◆ **Prompt**
Every line of the listing must be reproduced as it stands. Leave the images behind.

* Start Extracted data *

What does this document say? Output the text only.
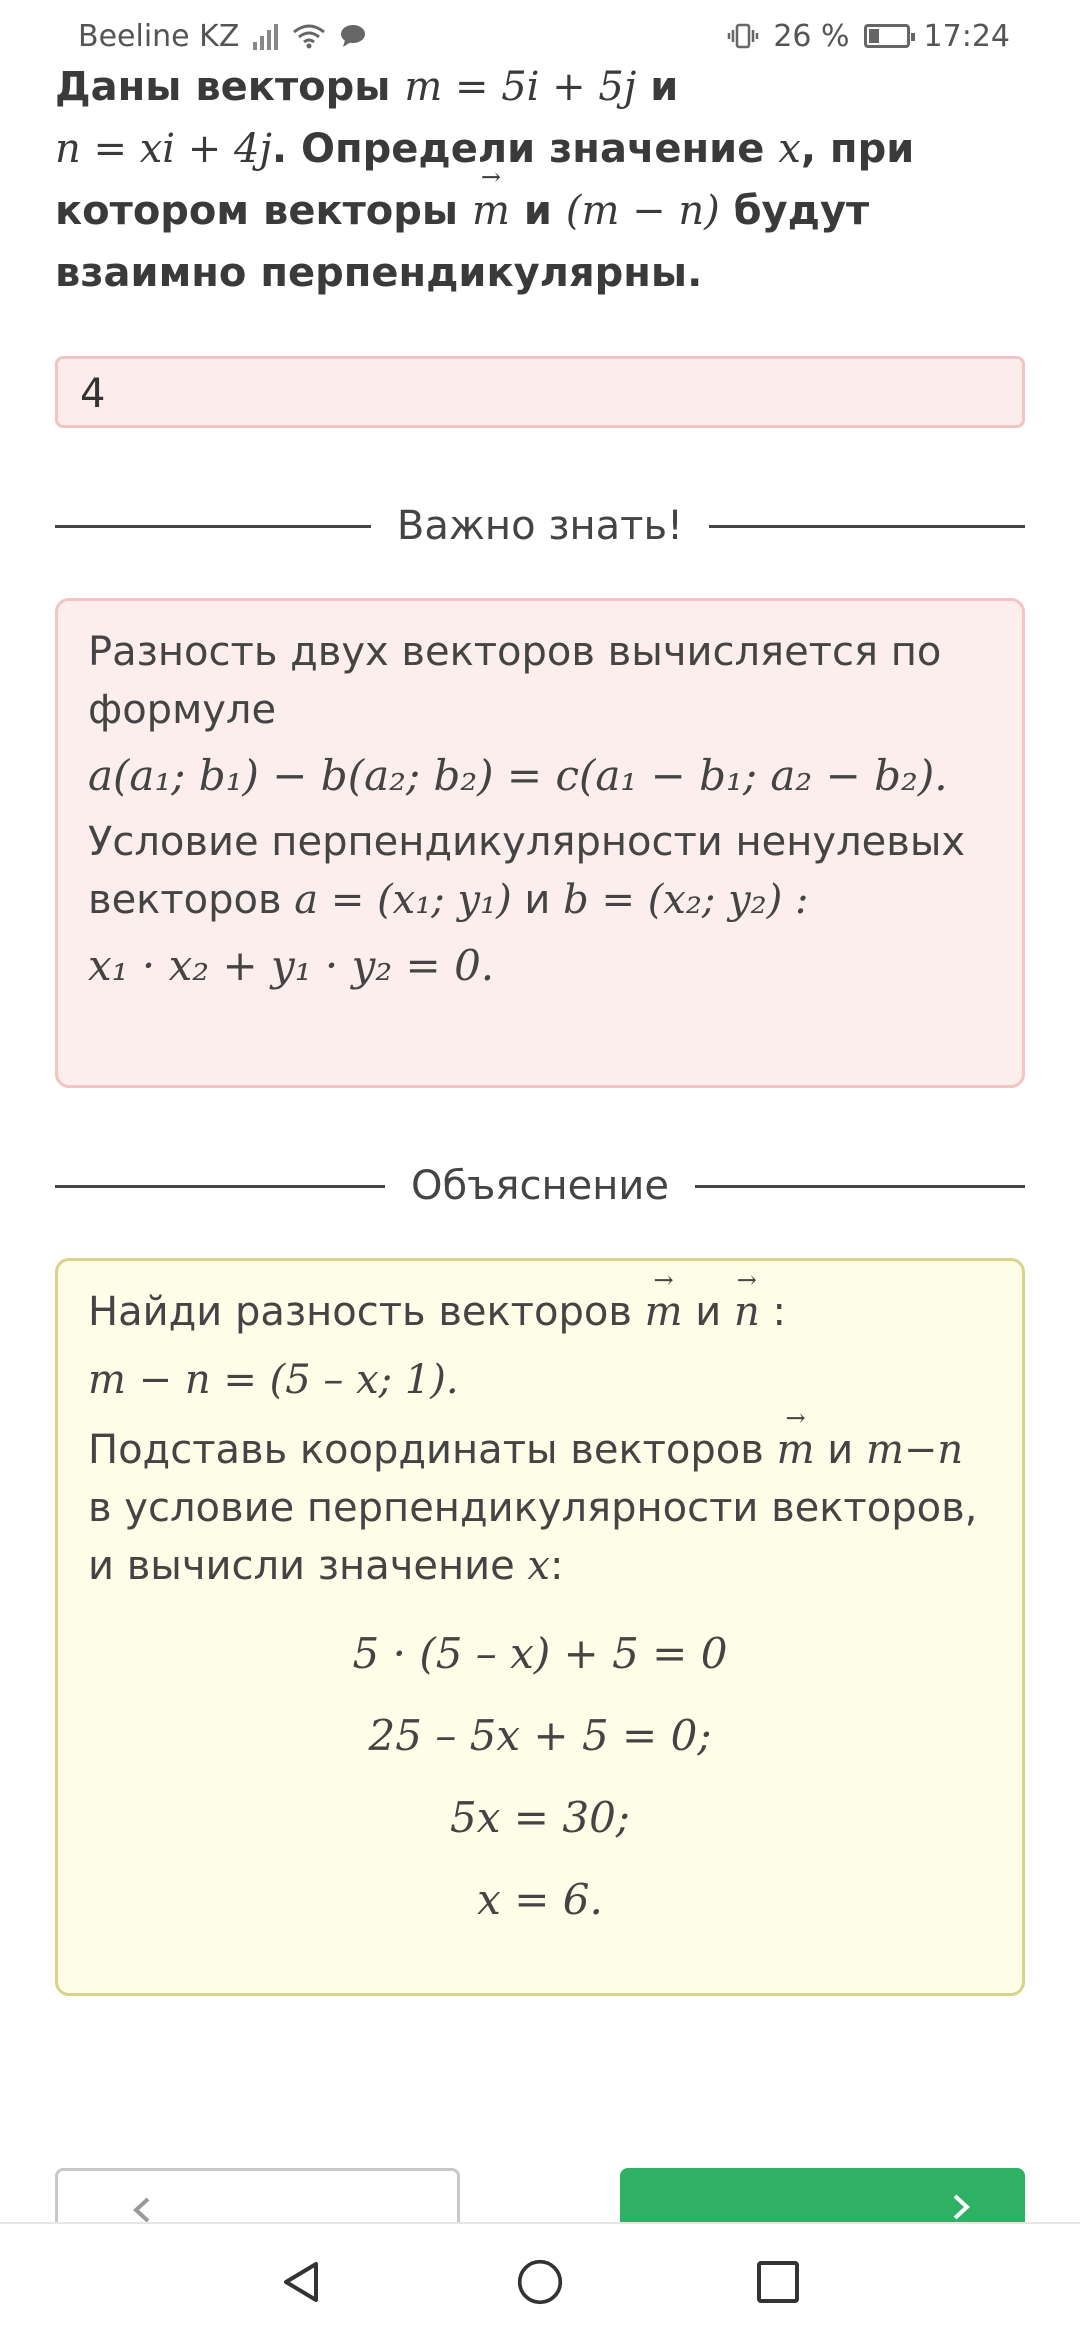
Beeline KZ	26 % 17:24
Даны векторы m = 5i + 5j и
n = xi + 4j. Определи значение x, при котором векторы → m и (m − n) будут взаимно перпендикулярны.
4
Важно знать!

Разность двух векторов вычисляется по формуле

a(a₁; b₁) − b(a₂; b₂) = c(a₁ − b₁; a₂ − b₂).

Условие перпендикулярности ненулевых векторов a = (x₁; y₁) и b = (x₂; y₂) :

x₁ · x₂ + y₁ · y₂ = 0.

Объяснение

Найди разность векторов → m и → n :

m − n = (5 – x; 1).

Подставь координаты векторов → m и m−n в условие перпендикулярности векторов, и вычисли значение x:

5 · (5 – x) + 5 = 0
25 – 5x + 5 = 0;
5x = 30;
x = 6.
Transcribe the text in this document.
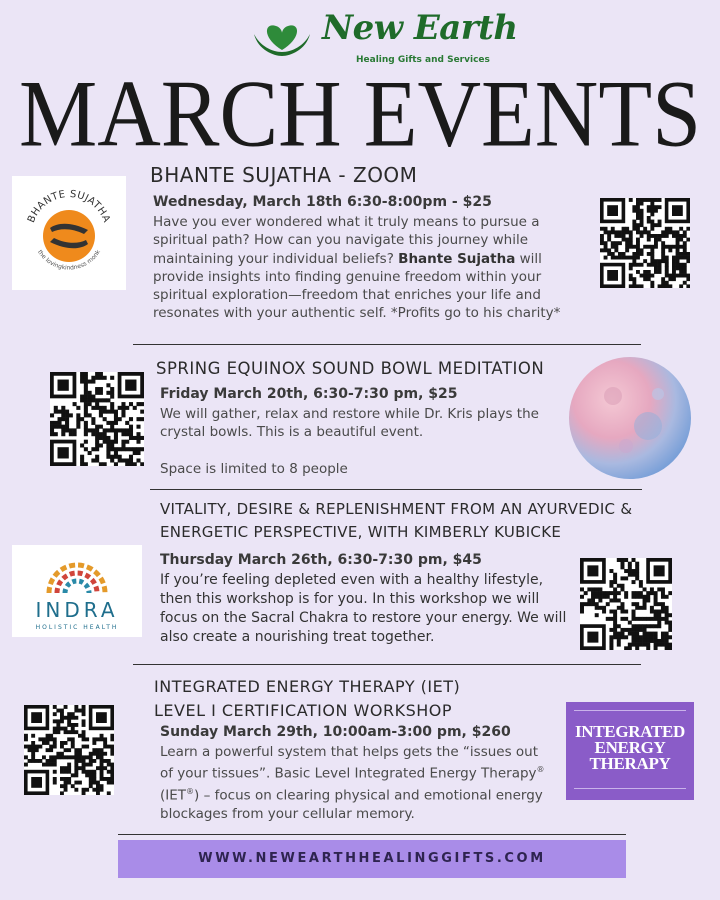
New Earth
Healing Gifts and Services
MARCH EVENTS
BHANTE SUJATHA
the lovingkindness monk
BHANTE SUJATHA - ZOOM
Wednesday, March 18th 6:30-8:00pm - $25
Have you ever wondered what it truly means to pursue a spiritual path? How can you navigate this journey while maintaining your individual beliefs? Bhante Sujatha will provide insights into finding genuine freedom within your spiritual exploration—freedom that enriches your life and resonates with your authentic self. *Profits go to his charity*
SPRING EQUINOX SOUND BOWL MEDITATION
Friday March 20th, 6:30-7:30 pm, $25
We will gather, relax and restore while Dr. Kris plays the crystal bowls. This is a beautiful event.
Space is limited to 8 people
VITALITY, DESIRE & REPLENISHMENT FROM AN AYURVEDIC &
ENERGETIC PERSPECTIVE, WITH KIMBERLY KUBICKE
INDRA
HOLISTIC HEALTH
Thursday March 26th, 6:30-7:30 pm, $45
If you’re feeling depleted even with a healthy lifestyle, then this workshop is for you. In this workshop we will focus on the Sacral Chakra to restore your energy. We will also create a nourishing treat together.
INTEGRATED ENERGY THERAPY (IET)
LEVEL I CERTIFICATION WORKSHOP
Sunday March 29th, 10:00am-3:00 pm, $260
Learn a powerful system that helps gets the “issues out
of your tissues”. Basic Level Integrated Energy Therapy®
(IET®) – focus on clearing physical and emotional energy
blockages from your cellular memory.
INTEGRATED ENERGY THERAPY
WWW.NEWEARTHHEALINGGIFTS.COM
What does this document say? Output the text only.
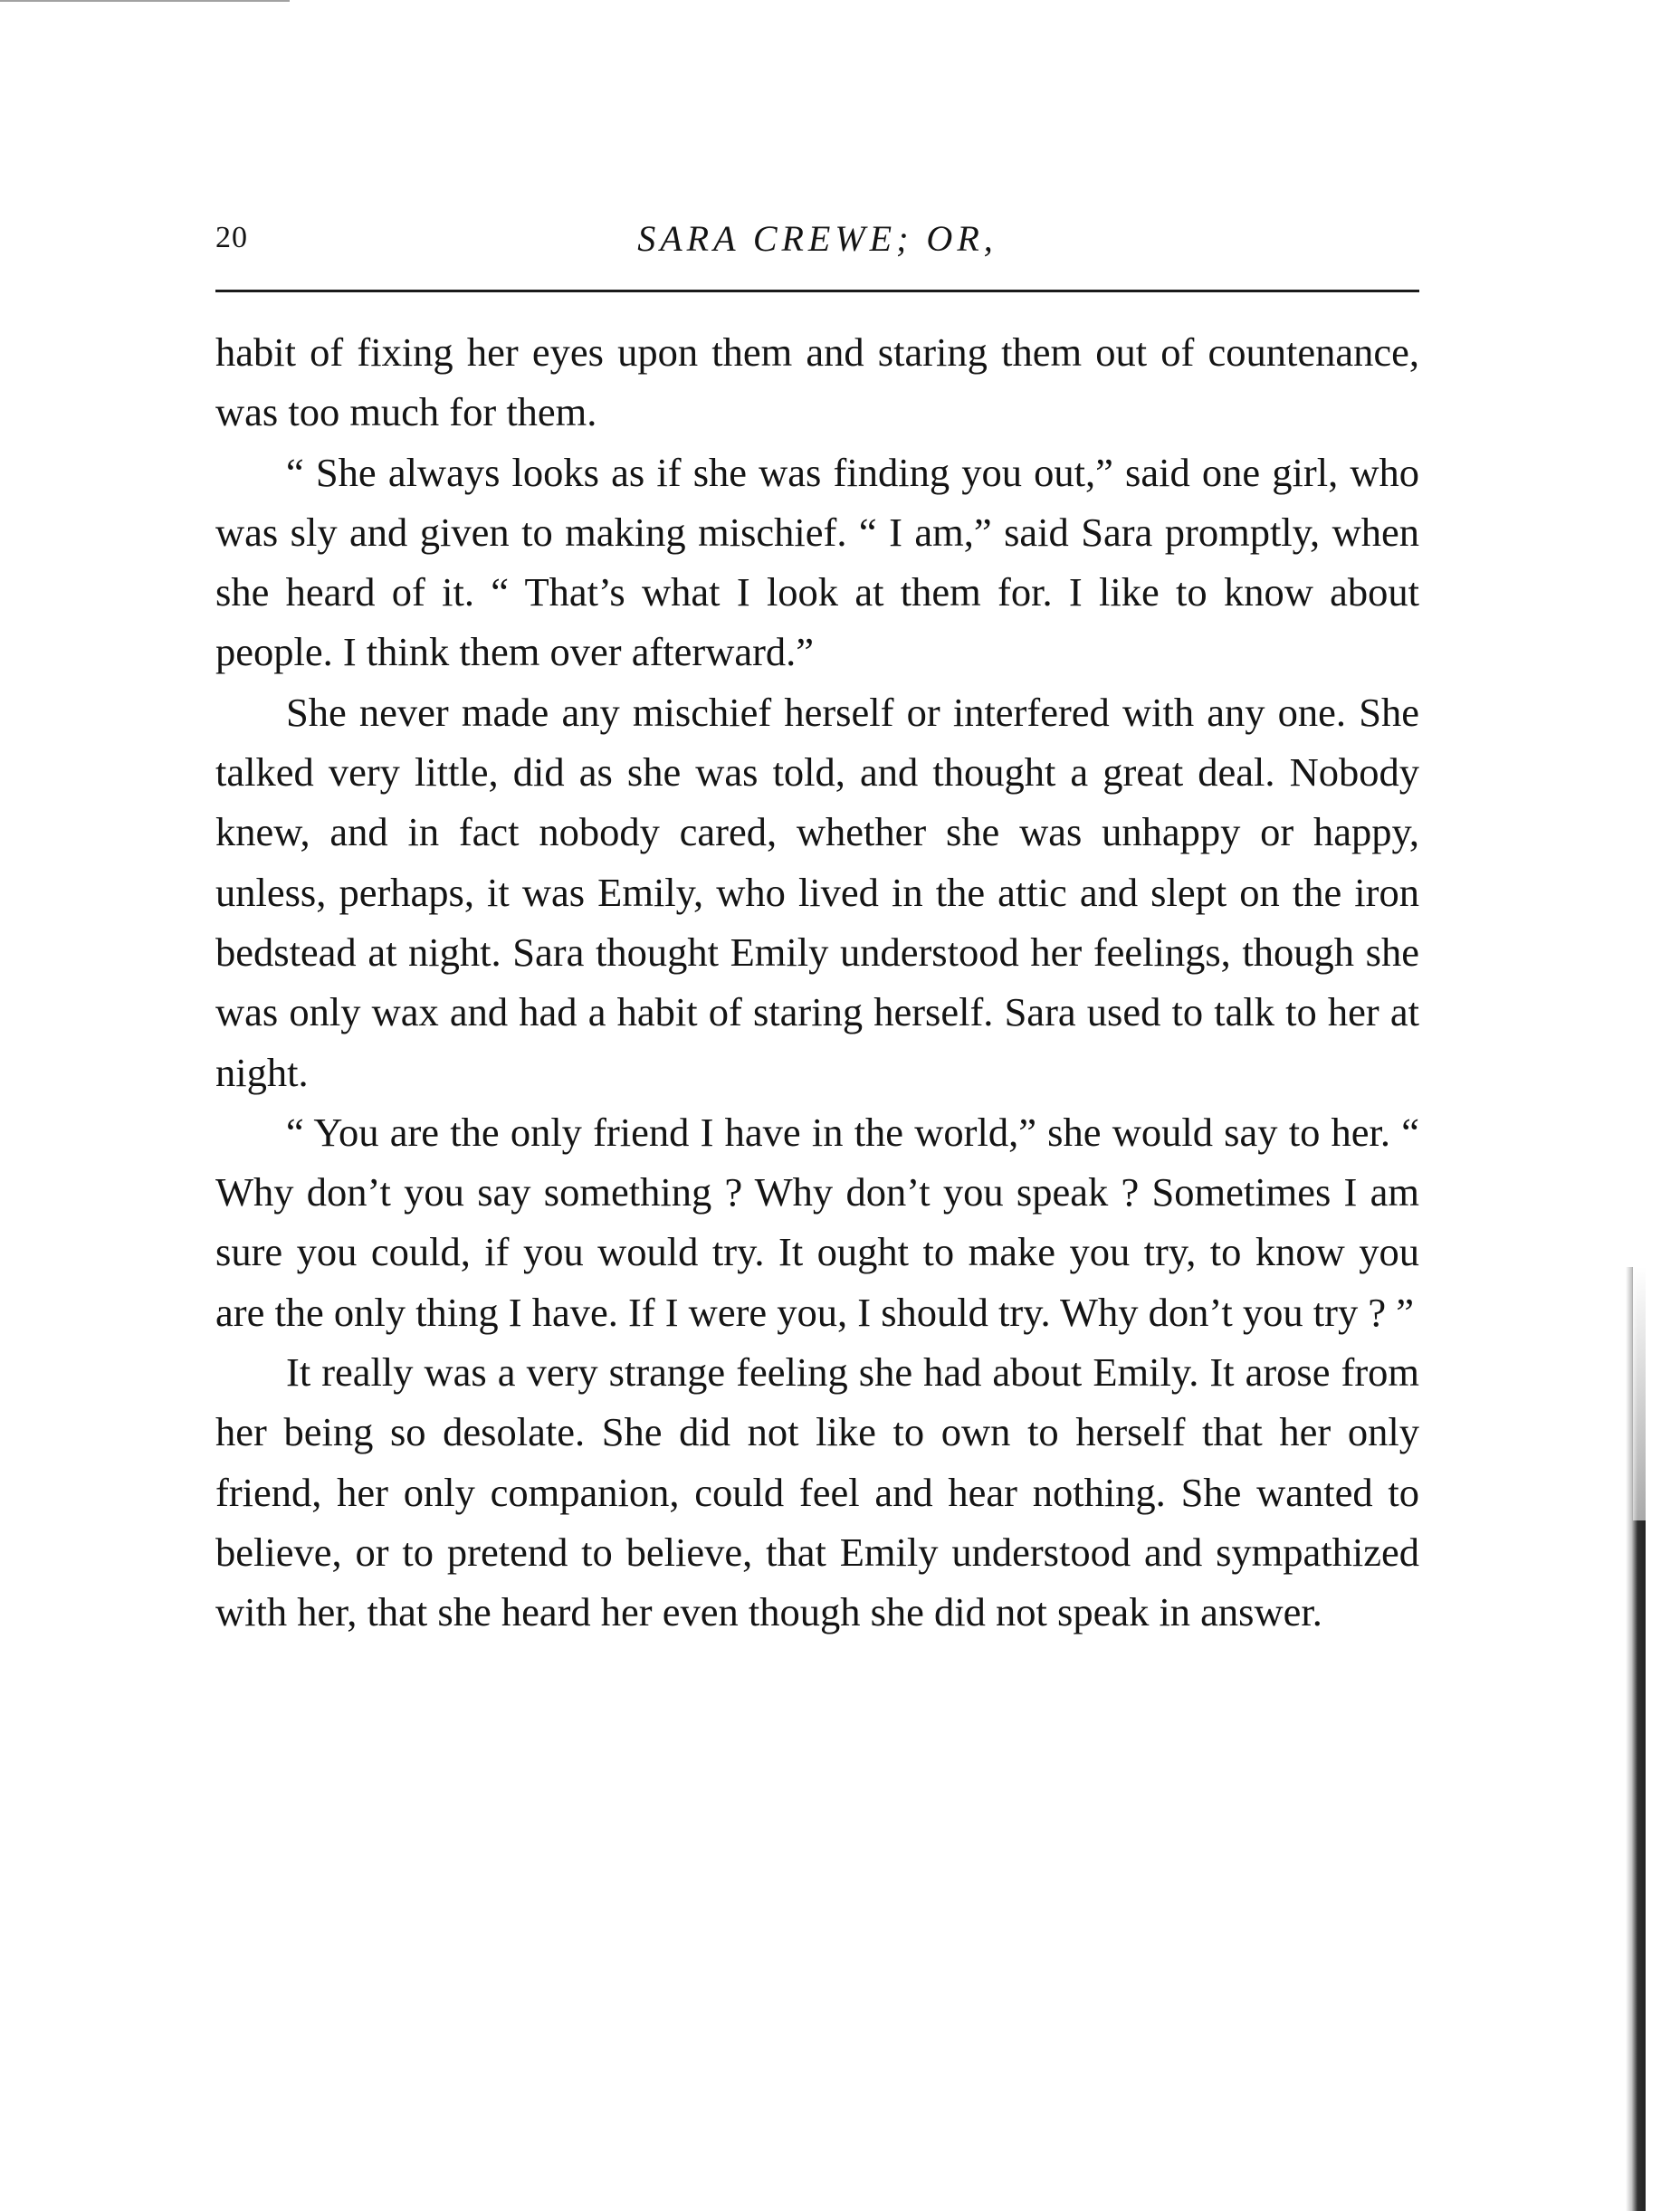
20	SARA CREWE; OR,

habit of fixing her eyes upon them and staring them out of countenance, was too much for them.

“ She always looks as if she was finding you out,” said one girl, who was sly and given to making mischief. “ I am,” said Sara promptly, when she heard of it. “ That’s what I look at them for. I like to know about people. I think them over afterward.”

She never made any mischief herself or interfered with any one. She talked very little, did as she was told, and thought a great deal. Nobody knew, and in fact nobody cared, whether she was unhappy or happy, unless, perhaps, it was Emily, who lived in the attic and slept on the iron bedstead at night. Sara thought Emily understood her feelings, though she was only wax and had a habit of staring herself. Sara used to talk to her at night.

“ You are the only friend I have in the world,” she would say to her. “ Why don’t you say something ? Why don’t you speak ? Sometimes I am sure you could, if you would try. It ought to make you try, to know you are the only thing I have. If I were you, I should try. Why don’t you try ? ”

It really was a very strange feeling she had about Emily. It arose from her being so desolate. She did not like to own to herself that her only friend, her only companion, could feel and hear nothing. She wanted to believe, or to pretend to believe, that Emily understood and sympathized with her, that she heard her even though she did not speak in answer.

* End Extracted data *

◆ **Exercise output**
What does this document say? Output the text only.
Beeline KZ	26 % 17:24
Даны векторы m = 5i + 5j и
n = xi + 4j. Определи значение x, при котором векторы → m и (m − n) будут взаимно перпендикулярны.
4
Важно знать!

Разность двух векторов вычисляется по формуле

a(a₁; b₁) − b(a₂; b₂) = c(a₁ − b₁; a₂ − b₂).

Условие перпендикулярности ненулевых векторов a = (x₁; y₁) и b = (x₂; y₂) :

x₁ · x₂ + y₁ · y₂ = 0.

Объяснение

Найди разность векторов → m и → n :

m − n = (5 – x; 1).

Подставь координаты векторов → m и m−n в условие перпендикулярности векторов, и вычисли значение x:

5 · (5 – x) + 5 = 0
25 – 5x + 5 = 0;
5x = 30;
x = 6.
Transcribe the text in this document.
New Earth
Healing Gifts and Services
MARCH EVENTS
BHANTE SUJATHA
the lovingkindness monk
BHANTE SUJATHA - ZOOM
Wednesday, March 18th 6:30-8:00pm - $25
Have you ever wondered what it truly means to pursue a spiritual path? How can you navigate this journey while maintaining your individual beliefs? Bhante Sujatha will provide insights into finding genuine freedom within your spiritual exploration—freedom that enriches your life and resonates with your authentic self. *Profits go to his charity*
SPRING EQUINOX SOUND BOWL MEDITATION
Friday March 20th, 6:30-7:30 pm, $25
We will gather, relax and restore while Dr. Kris plays the crystal bowls. This is a beautiful event.
Space is limited to 8 people
VITALITY, DESIRE & REPLENISHMENT FROM AN AYURVEDIC &
ENERGETIC PERSPECTIVE, WITH KIMBERLY KUBICKE
INDRA
HOLISTIC HEALTH
Thursday March 26th, 6:30-7:30 pm, $45
If you’re feeling depleted even with a healthy lifestyle, then this workshop is for you. In this workshop we will focus on the Sacral Chakra to restore your energy. We will also create a nourishing treat together.
INTEGRATED ENERGY THERAPY (IET)
LEVEL I CERTIFICATION WORKSHOP
Sunday March 29th, 10:00am-3:00 pm, $260
Learn a powerful system that helps gets the “issues out
of your tissues”. Basic Level Integrated Energy Therapy®
(IET®) – focus on clearing physical and emotional energy
blockages from your cellular memory.
INTEGRATED ENERGY THERAPY
WWW.NEWEARTHHEALINGGIFTS.COM
What does this document say? Output the text only.
20	SARA CREWE; OR,

habit of fixing her eyes upon them and staring them out of countenance, was too much for them.

“ She always looks as if she was finding you out,” said one girl, who was sly and given to making mischief. “ I am,” said Sara promptly, when she heard of it. “ That’s what I look at them for. I like to know about people. I think them over afterward.”

She never made any mischief herself or interfered with any one. She talked very little, did as she was told, and thought a great deal. Nobody knew, and in fact nobody cared, whether she was unhappy or happy, unless, perhaps, it was Emily, who lived in the attic and slept on the iron bedstead at night. Sara thought Emily understood her feelings, though she was only wax and had a habit of staring herself. Sara used to talk to her at night.

“ You are the only friend I have in the world,” she would say to her. “ Why don’t you say something ? Why don’t you speak ? Sometimes I am sure you could, if you would try. It ought to make you try, to know you are the only thing I have. If I were you, I should try. Why don’t you try ? ”

It really was a very strange feeling she had about Emily. It arose from her being so desolate. She did not like to own to herself that her only friend, her only companion, could feel and hear nothing. She wanted to believe, or to pretend to believe, that Emily understood and sympathized with her, that she heard her even though she did not speak in answer.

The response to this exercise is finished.